The task ::
How many lines of the data include the string "type"? State the number and nothing else.
------ Material shown ------
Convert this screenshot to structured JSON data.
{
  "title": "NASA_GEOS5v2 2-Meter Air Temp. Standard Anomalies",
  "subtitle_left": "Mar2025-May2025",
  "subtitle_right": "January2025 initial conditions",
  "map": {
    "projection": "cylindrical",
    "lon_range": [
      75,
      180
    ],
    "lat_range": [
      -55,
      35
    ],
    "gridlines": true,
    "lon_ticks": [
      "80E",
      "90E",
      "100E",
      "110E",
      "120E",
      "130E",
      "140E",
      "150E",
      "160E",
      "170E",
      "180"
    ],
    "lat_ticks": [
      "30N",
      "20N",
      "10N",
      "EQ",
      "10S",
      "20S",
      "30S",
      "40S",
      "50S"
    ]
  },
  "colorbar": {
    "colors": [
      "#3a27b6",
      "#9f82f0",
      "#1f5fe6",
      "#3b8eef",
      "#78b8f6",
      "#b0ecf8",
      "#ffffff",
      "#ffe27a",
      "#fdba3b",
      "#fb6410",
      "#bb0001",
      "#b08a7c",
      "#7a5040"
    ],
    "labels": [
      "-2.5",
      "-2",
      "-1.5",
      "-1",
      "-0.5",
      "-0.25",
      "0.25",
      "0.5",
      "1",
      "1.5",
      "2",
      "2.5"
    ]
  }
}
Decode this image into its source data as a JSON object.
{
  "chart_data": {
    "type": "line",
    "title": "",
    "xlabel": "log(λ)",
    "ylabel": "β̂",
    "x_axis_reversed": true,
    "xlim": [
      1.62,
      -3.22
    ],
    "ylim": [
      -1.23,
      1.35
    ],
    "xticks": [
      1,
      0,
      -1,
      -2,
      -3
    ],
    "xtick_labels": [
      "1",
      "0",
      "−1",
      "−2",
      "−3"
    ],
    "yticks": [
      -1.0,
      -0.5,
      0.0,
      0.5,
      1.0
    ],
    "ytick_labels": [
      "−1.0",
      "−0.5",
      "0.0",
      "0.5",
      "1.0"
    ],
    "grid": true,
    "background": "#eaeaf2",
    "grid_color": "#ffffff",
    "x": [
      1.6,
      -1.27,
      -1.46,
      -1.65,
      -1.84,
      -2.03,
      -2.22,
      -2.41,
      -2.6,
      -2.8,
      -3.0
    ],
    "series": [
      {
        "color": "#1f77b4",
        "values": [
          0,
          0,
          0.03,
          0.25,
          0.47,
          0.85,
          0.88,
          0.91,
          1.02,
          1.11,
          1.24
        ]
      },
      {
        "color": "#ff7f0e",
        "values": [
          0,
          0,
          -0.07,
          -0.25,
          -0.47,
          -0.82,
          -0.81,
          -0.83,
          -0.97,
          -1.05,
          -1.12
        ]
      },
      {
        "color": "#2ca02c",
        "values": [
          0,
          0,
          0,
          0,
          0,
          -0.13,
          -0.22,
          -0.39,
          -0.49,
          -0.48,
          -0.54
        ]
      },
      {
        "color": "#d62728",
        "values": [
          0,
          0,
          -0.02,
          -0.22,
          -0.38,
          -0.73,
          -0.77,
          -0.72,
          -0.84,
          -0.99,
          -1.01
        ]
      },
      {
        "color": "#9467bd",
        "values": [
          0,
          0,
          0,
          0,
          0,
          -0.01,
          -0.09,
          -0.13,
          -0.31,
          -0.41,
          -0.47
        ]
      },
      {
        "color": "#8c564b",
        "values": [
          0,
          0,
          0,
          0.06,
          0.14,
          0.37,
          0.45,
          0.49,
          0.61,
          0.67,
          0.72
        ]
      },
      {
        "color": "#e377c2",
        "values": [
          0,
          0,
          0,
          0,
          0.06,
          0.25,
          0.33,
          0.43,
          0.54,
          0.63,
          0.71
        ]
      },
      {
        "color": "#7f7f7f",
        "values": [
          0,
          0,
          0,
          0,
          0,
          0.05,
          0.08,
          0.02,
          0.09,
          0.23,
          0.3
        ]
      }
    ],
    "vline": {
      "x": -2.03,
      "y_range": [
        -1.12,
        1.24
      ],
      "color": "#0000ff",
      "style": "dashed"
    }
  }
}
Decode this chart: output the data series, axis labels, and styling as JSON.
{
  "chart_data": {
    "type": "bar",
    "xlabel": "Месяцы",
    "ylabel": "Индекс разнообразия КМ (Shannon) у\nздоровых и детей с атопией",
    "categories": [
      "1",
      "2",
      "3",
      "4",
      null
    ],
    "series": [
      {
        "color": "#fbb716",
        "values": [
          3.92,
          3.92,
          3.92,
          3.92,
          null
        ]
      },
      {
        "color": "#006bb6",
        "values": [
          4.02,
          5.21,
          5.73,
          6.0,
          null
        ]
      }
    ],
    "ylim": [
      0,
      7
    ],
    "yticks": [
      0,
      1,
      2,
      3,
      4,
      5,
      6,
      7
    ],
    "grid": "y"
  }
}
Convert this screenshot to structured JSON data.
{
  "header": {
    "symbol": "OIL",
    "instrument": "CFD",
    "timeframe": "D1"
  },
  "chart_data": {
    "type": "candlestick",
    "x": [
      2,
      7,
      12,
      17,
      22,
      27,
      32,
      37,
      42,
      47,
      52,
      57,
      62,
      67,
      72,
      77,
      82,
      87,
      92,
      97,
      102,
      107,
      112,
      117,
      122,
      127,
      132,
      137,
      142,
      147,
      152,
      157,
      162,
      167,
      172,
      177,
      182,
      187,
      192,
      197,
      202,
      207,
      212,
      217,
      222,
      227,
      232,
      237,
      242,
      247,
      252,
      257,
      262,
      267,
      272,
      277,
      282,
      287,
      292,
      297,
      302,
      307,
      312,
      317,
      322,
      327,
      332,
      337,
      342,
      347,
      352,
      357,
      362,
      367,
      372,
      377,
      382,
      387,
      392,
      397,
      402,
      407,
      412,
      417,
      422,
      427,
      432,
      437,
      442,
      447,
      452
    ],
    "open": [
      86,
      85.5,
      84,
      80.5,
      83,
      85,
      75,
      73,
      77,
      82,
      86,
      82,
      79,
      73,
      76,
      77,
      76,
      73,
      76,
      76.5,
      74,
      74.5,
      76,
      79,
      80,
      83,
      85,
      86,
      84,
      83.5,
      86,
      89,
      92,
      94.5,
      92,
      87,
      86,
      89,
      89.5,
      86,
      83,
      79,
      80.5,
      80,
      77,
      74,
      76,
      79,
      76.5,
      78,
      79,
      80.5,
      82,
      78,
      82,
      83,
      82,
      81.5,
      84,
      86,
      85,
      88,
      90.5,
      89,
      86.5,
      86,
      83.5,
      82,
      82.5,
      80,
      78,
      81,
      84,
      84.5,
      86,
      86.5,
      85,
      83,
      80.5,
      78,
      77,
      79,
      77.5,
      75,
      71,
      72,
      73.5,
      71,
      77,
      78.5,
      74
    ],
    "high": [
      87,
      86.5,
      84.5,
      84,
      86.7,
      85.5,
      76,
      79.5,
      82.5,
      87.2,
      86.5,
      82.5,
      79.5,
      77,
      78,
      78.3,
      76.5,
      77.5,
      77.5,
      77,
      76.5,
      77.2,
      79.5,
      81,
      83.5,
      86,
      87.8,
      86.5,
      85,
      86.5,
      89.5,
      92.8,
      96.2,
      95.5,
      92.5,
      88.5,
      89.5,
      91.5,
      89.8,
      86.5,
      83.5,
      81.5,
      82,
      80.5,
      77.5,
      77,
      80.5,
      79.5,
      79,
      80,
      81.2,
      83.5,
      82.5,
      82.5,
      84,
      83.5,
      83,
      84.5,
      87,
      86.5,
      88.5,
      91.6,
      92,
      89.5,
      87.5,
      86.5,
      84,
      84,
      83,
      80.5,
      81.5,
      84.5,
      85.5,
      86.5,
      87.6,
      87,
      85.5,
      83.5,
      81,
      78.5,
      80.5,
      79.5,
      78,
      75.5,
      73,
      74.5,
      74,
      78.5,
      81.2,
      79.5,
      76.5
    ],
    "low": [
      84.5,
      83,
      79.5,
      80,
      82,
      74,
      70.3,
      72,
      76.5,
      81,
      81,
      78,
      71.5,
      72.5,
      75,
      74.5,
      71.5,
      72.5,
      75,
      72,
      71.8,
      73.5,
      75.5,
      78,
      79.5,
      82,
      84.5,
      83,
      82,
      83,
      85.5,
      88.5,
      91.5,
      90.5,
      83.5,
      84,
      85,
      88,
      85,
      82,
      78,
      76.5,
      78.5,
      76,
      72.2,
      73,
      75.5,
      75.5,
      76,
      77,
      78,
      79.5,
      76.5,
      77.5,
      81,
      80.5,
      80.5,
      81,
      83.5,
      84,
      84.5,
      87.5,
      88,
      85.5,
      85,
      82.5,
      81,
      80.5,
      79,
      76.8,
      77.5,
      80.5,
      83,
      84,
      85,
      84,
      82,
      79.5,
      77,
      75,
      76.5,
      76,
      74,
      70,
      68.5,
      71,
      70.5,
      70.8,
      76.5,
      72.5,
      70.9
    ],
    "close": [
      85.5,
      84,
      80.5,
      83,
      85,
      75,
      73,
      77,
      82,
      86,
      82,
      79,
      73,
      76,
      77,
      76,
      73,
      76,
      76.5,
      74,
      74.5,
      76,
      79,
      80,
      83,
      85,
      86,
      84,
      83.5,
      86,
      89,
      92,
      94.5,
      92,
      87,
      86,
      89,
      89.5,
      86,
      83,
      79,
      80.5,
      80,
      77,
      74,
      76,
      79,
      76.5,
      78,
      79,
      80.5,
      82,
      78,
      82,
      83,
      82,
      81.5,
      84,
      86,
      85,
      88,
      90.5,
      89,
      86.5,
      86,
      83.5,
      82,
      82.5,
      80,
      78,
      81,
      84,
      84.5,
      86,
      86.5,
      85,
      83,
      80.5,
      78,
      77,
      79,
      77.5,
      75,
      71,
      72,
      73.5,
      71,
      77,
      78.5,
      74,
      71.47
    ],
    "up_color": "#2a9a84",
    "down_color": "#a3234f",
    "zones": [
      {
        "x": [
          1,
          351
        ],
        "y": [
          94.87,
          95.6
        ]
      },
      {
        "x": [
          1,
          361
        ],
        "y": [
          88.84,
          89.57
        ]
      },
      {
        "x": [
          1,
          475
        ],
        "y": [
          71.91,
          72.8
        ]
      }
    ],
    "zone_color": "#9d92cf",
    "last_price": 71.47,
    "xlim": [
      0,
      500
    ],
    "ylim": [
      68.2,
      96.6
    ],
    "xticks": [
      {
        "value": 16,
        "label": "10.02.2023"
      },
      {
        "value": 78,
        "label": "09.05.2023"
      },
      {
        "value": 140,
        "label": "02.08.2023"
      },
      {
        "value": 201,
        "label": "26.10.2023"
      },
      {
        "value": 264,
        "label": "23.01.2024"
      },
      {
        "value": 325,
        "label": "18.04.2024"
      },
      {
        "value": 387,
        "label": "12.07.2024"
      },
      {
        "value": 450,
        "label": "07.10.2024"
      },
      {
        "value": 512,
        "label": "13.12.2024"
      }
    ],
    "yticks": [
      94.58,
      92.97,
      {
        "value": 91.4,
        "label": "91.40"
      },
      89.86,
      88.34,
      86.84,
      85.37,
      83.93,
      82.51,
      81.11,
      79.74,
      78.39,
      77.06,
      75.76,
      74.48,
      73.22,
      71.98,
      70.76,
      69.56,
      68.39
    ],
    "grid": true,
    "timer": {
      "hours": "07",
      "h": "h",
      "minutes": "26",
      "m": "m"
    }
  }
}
------
Problem solution ::
3